Problem to work on
Copy out all the entries word for word.

Dataset extract

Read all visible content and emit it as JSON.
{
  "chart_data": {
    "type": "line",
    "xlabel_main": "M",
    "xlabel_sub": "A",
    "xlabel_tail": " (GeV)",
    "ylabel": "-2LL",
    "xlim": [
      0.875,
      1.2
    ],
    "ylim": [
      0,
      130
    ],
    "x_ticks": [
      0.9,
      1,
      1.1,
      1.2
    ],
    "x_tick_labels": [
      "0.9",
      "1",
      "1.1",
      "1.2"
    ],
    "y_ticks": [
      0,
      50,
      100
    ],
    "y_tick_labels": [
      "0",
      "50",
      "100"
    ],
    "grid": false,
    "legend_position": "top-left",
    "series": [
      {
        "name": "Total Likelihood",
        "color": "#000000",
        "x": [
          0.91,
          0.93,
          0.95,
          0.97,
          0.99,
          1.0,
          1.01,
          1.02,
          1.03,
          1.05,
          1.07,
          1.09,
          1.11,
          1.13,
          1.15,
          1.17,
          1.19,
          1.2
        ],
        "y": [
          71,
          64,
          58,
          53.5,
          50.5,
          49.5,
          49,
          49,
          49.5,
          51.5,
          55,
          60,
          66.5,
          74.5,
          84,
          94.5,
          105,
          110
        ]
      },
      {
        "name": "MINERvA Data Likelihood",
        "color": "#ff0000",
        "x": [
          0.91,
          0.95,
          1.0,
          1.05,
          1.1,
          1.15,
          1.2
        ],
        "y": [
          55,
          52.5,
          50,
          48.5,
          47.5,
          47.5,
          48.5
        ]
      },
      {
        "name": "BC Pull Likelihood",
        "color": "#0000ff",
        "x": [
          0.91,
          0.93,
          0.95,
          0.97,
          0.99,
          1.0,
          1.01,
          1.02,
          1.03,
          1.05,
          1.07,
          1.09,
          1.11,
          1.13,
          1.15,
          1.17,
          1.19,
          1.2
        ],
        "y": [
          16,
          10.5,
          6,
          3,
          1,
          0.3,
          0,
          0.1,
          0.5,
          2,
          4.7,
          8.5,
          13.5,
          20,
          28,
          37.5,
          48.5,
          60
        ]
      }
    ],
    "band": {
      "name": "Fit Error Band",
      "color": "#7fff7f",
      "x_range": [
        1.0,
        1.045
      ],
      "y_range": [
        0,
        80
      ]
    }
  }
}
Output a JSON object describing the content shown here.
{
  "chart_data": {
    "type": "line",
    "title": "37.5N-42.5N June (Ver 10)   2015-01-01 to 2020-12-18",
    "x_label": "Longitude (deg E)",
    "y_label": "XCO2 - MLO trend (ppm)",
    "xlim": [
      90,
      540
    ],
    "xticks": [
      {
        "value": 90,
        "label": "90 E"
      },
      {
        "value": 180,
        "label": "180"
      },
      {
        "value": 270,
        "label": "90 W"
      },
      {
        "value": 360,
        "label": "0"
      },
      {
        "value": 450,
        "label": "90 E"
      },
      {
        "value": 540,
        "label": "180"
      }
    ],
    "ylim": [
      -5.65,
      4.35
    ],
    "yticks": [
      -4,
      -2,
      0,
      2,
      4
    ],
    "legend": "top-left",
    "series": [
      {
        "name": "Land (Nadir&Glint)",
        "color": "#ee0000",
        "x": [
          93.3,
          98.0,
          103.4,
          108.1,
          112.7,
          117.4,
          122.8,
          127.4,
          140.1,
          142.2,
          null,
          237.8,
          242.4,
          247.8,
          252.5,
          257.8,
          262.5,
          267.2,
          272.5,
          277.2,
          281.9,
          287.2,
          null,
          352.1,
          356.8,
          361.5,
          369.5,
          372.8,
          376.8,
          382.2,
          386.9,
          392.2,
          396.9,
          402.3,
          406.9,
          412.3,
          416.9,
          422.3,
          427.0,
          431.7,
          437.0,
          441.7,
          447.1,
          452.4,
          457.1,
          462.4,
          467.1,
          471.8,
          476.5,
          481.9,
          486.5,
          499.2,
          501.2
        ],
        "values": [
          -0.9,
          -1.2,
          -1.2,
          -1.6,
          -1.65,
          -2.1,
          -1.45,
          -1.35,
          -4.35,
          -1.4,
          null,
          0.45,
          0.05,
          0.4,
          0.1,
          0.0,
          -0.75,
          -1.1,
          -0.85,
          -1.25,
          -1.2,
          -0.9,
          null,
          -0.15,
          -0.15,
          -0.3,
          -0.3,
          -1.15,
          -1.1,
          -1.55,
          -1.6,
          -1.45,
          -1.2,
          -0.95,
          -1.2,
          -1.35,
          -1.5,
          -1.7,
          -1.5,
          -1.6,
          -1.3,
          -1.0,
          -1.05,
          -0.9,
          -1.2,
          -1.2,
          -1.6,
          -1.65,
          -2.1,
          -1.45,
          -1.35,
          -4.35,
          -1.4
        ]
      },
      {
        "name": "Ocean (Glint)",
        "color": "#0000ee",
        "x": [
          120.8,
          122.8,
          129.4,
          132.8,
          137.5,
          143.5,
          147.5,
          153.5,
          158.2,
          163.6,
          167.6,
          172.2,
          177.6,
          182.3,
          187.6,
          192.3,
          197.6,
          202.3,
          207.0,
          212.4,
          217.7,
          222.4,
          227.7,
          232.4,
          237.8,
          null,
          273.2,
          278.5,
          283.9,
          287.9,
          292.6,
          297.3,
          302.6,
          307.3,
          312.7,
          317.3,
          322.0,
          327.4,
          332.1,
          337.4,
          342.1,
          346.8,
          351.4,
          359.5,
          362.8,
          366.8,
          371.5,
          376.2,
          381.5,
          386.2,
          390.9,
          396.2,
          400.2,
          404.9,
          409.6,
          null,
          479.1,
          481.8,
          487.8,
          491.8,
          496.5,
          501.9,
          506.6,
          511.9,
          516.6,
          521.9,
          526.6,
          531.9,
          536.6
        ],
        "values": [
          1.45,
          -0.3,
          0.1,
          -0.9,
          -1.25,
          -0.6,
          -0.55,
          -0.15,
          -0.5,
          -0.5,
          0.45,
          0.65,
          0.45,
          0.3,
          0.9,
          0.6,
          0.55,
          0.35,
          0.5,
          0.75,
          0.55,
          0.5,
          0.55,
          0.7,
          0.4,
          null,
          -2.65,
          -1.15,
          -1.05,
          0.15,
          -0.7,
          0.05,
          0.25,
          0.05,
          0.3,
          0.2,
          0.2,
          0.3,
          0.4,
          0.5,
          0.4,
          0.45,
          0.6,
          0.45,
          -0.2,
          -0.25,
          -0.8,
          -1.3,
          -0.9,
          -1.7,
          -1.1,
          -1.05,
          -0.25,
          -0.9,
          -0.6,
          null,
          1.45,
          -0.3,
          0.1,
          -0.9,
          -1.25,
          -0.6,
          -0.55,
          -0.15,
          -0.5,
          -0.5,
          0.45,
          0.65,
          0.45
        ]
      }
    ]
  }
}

Task response
Read all visible content and emit it as JSON.
{
  "chart_data": {
    "type": "line",
    "xlabel_main": "M",
    "xlabel_sub": "A",
    "xlabel_tail": " (GeV)",
    "ylabel": "-2LL",
    "xlim": [
      0.875,
      1.2
    ],
    "ylim": [
      0,
      130
    ],
    "x_ticks": [
      0.9,
      1,
      1.1,
      1.2
    ],
    "x_tick_labels": [
      "0.9",
      "1",
      "1.1",
      "1.2"
    ],
    "y_ticks": [
      0,
      50,
      100
    ],
    "y_tick_labels": [
      "0",
      "50",
      "100"
    ],
    "grid": false,
    "legend_position": "top-left",
    "series": [
      {
        "name": "Total Likelihood",
        "color": "#000000",
        "x": [
          0.91,
          0.93,
          0.95,
          0.97,
          0.99,
          1.0,
          1.01,
          1.02,
          1.03,
          1.05,
          1.07,
          1.09,
          1.11,
          1.13,
          1.15,
          1.17,
          1.19,
          1.2
        ],
        "y": [
          71,
          64,
          58,
          53.5,
          50.5,
          49.5,
          49,
          49,
          49.5,
          51.5,
          55,
          60,
          66.5,
          74.5,
          84,
          94.5,
          105,
          110
        ]
      },
      {
        "name": "MINERvA Data Likelihood",
        "color": "#ff0000",
        "x": [
          0.91,
          0.95,
          1.0,
          1.05,
          1.1,
          1.15,
          1.2
        ],
        "y": [
          55,
          52.5,
          50,
          48.5,
          47.5,
          47.5,
          48.5
        ]
      },
      {
        "name": "BC Pull Likelihood",
        "color": "#0000ff",
        "x": [
          0.91,
          0.93,
          0.95,
          0.97,
          0.99,
          1.0,
          1.01,
          1.02,
          1.03,
          1.05,
          1.07,
          1.09,
          1.11,
          1.13,
          1.15,
          1.17,
          1.19,
          1.2
        ],
        "y": [
          16,
          10.5,
          6,
          3,
          1,
          0.3,
          0,
          0.1,
          0.5,
          2,
          4.7,
          8.5,
          13.5,
          20,
          28,
          37.5,
          48.5,
          60
        ]
      }
    ],
    "band": {
      "name": "Fit Error Band",
      "color": "#7fff7f",
      "x_range": [
        1.0,
        1.045
      ],
      "y_range": [
        0,
        80
      ]
    }
  }
}
Output a JSON object describing the content shown here.
{
  "chart_data": {
    "type": "line",
    "title": "37.5N-42.5N June (Ver 10)   2015-01-01 to 2020-12-18",
    "x_label": "Longitude (deg E)",
    "y_label": "XCO2 - MLO trend (ppm)",
    "xlim": [
      90,
      540
    ],
    "xticks": [
      {
        "value": 90,
        "label": "90 E"
      },
      {
        "value": 180,
        "label": "180"
      },
      {
        "value": 270,
        "label": "90 W"
      },
      {
        "value": 360,
        "label": "0"
      },
      {
        "value": 450,
        "label": "90 E"
      },
      {
        "value": 540,
        "label": "180"
      }
    ],
    "ylim": [
      -5.65,
      4.35
    ],
    "yticks": [
      -4,
      -2,
      0,
      2,
      4
    ],
    "legend": "top-left",
    "series": [
      {
        "name": "Land (Nadir&Glint)",
        "color": "#ee0000",
        "x": [
          93.3,
          98.0,
          103.4,
          108.1,
          112.7,
          117.4,
          122.8,
          127.4,
          140.1,
          142.2,
          null,
          237.8,
          242.4,
          247.8,
          252.5,
          257.8,
          262.5,
          267.2,
          272.5,
          277.2,
          281.9,
          287.2,
          null,
          352.1,
          356.8,
          361.5,
          369.5,
          372.8,
          376.8,
          382.2,
          386.9,
          392.2,
          396.9,
          402.3,
          406.9,
          412.3,
          416.9,
          422.3,
          427.0,
          431.7,
          437.0,
          441.7,
          447.1,
          452.4,
          457.1,
          462.4,
          467.1,
          471.8,
          476.5,
          481.9,
          486.5,
          499.2,
          501.2
        ],
        "values": [
          -0.9,
          -1.2,
          -1.2,
          -1.6,
          -1.65,
          -2.1,
          -1.45,
          -1.35,
          -4.35,
          -1.4,
          null,
          0.45,
          0.05,
          0.4,
          0.1,
          0.0,
          -0.75,
          -1.1,
          -0.85,
          -1.25,
          -1.2,
          -0.9,
          null,
          -0.15,
          -0.15,
          -0.3,
          -0.3,
          -1.15,
          -1.1,
          -1.55,
          -1.6,
          -1.45,
          -1.2,
          -0.95,
          -1.2,
          -1.35,
          -1.5,
          -1.7,
          -1.5,
          -1.6,
          -1.3,
          -1.0,
          -1.05,
          -0.9,
          -1.2,
          -1.2,
          -1.6,
          -1.65,
          -2.1,
          -1.45,
          -1.35,
          -4.35,
          -1.4
        ]
      },
      {
        "name": "Ocean (Glint)",
        "color": "#0000ee",
        "x": [
          120.8,
          122.8,
          129.4,
          132.8,
          137.5,
          143.5,
          147.5,
          153.5,
          158.2,
          163.6,
          167.6,
          172.2,
          177.6,
          182.3,
          187.6,
          192.3,
          197.6,
          202.3,
          207.0,
          212.4,
          217.7,
          222.4,
          227.7,
          232.4,
          237.8,
          null,
          273.2,
          278.5,
          283.9,
          287.9,
          292.6,
          297.3,
          302.6,
          307.3,
          312.7,
          317.3,
          322.0,
          327.4,
          332.1,
          337.4,
          342.1,
          346.8,
          351.4,
          359.5,
          362.8,
          366.8,
          371.5,
          376.2,
          381.5,
          386.2,
          390.9,
          396.2,
          400.2,
          404.9,
          409.6,
          null,
          479.1,
          481.8,
          487.8,
          491.8,
          496.5,
          501.9,
          506.6,
          511.9,
          516.6,
          521.9,
          526.6,
          531.9,
          536.6
        ],
        "values": [
          1.45,
          -0.3,
          0.1,
          -0.9,
          -1.25,
          -0.6,
          -0.55,
          -0.15,
          -0.5,
          -0.5,
          0.45,
          0.65,
          0.45,
          0.3,
          0.9,
          0.6,
          0.55,
          0.35,
          0.5,
          0.75,
          0.55,
          0.5,
          0.55,
          0.7,
          0.4,
          null,
          -2.65,
          -1.15,
          -1.05,
          0.15,
          -0.7,
          0.05,
          0.25,
          0.05,
          0.3,
          0.2,
          0.2,
          0.3,
          0.4,
          0.5,
          0.4,
          0.45,
          0.6,
          0.45,
          -0.2,
          -0.25,
          -0.8,
          -1.3,
          -0.9,
          -1.7,
          -1.1,
          -1.05,
          -0.25,
          -0.9,
          -0.6,
          null,
          1.45,
          -0.3,
          0.1,
          -0.9,
          -1.25,
          -0.6,
          -0.55,
          -0.15,
          -0.5,
          -0.5,
          0.45,
          0.65,
          0.45
        ]
      }
    ]
  }
}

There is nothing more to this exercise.